Quote the data below in full, please, without altering anything.

[Stored data entries]
- - - - - - -

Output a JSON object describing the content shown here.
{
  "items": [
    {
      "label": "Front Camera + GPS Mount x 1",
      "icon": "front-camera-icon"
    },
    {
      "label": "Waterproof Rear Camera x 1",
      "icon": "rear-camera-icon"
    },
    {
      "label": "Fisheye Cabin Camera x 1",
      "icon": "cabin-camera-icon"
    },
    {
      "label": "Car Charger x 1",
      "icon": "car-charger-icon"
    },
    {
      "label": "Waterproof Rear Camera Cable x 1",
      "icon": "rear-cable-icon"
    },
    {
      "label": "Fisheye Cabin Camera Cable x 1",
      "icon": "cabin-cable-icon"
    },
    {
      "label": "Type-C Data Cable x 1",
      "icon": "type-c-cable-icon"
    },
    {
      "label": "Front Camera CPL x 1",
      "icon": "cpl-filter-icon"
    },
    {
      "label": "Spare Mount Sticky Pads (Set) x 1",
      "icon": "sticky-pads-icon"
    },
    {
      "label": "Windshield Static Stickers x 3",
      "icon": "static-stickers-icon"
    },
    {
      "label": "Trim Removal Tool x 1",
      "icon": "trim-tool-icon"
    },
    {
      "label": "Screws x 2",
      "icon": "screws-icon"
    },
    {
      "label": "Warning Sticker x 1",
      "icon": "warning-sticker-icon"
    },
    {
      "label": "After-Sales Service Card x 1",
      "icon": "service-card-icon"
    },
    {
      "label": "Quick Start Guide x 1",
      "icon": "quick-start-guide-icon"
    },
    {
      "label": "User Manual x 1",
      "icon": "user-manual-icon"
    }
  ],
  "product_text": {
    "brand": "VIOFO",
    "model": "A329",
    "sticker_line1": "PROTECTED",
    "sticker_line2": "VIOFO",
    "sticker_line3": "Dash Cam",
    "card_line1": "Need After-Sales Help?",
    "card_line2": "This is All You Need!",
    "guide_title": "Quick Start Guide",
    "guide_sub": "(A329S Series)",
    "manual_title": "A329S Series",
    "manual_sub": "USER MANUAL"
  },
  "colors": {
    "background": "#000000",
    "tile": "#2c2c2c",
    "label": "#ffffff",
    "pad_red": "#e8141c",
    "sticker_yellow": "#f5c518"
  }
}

- - - - - - -

* **RESULT**
Output a JSON object describing the content shown here.
{
  "items": [
    {
      "label": "Front Camera + GPS Mount x 1",
      "icon": "front-camera-icon"
    },
    {
      "label": "Waterproof Rear Camera x 1",
      "icon": "rear-camera-icon"
    },
    {
      "label": "Fisheye Cabin Camera x 1",
      "icon": "cabin-camera-icon"
    },
    {
      "label": "Car Charger x 1",
      "icon": "car-charger-icon"
    },
    {
      "label": "Waterproof Rear Camera Cable x 1",
      "icon": "rear-cable-icon"
    },
    {
      "label": "Fisheye Cabin Camera Cable x 1",
      "icon": "cabin-cable-icon"
    },
    {
      "label": "Type-C Data Cable x 1",
      "icon": "type-c-cable-icon"
    },
    {
      "label": "Front Camera CPL x 1",
      "icon": "cpl-filter-icon"
    },
    {
      "label": "Spare Mount Sticky Pads (Set) x 1",
      "icon": "sticky-pads-icon"
    },
    {
      "label": "Windshield Static Stickers x 3",
      "icon": "static-stickers-icon"
    },
    {
      "label": "Trim Removal Tool x 1",
      "icon": "trim-tool-icon"
    },
    {
      "label": "Screws x 2",
      "icon": "screws-icon"
    },
    {
      "label": "Warning Sticker x 1",
      "icon": "warning-sticker-icon"
    },
    {
      "label": "After-Sales Service Card x 1",
      "icon": "service-card-icon"
    },
    {
      "label": "Quick Start Guide x 1",
      "icon": "quick-start-guide-icon"
    },
    {
      "label": "User Manual x 1",
      "icon": "user-manual-icon"
    }
  ],
  "product_text": {
    "brand": "VIOFO",
    "model": "A329",
    "sticker_line1": "PROTECTED",
    "sticker_line2": "VIOFO",
    "sticker_line3": "Dash Cam",
    "card_line1": "Need After-Sales Help?",
    "card_line2": "This is All You Need!",
    "guide_title": "Quick Start Guide",
    "guide_sub": "(A329S Series)",
    "manual_title": "A329S Series",
    "manual_sub": "USER MANUAL"
  },
  "colors": {
    "background": "#000000",
    "tile": "#2c2c2c",
    "label": "#ffffff",
    "pad_red": "#e8141c",
    "sticker_yellow": "#f5c518"
  }
}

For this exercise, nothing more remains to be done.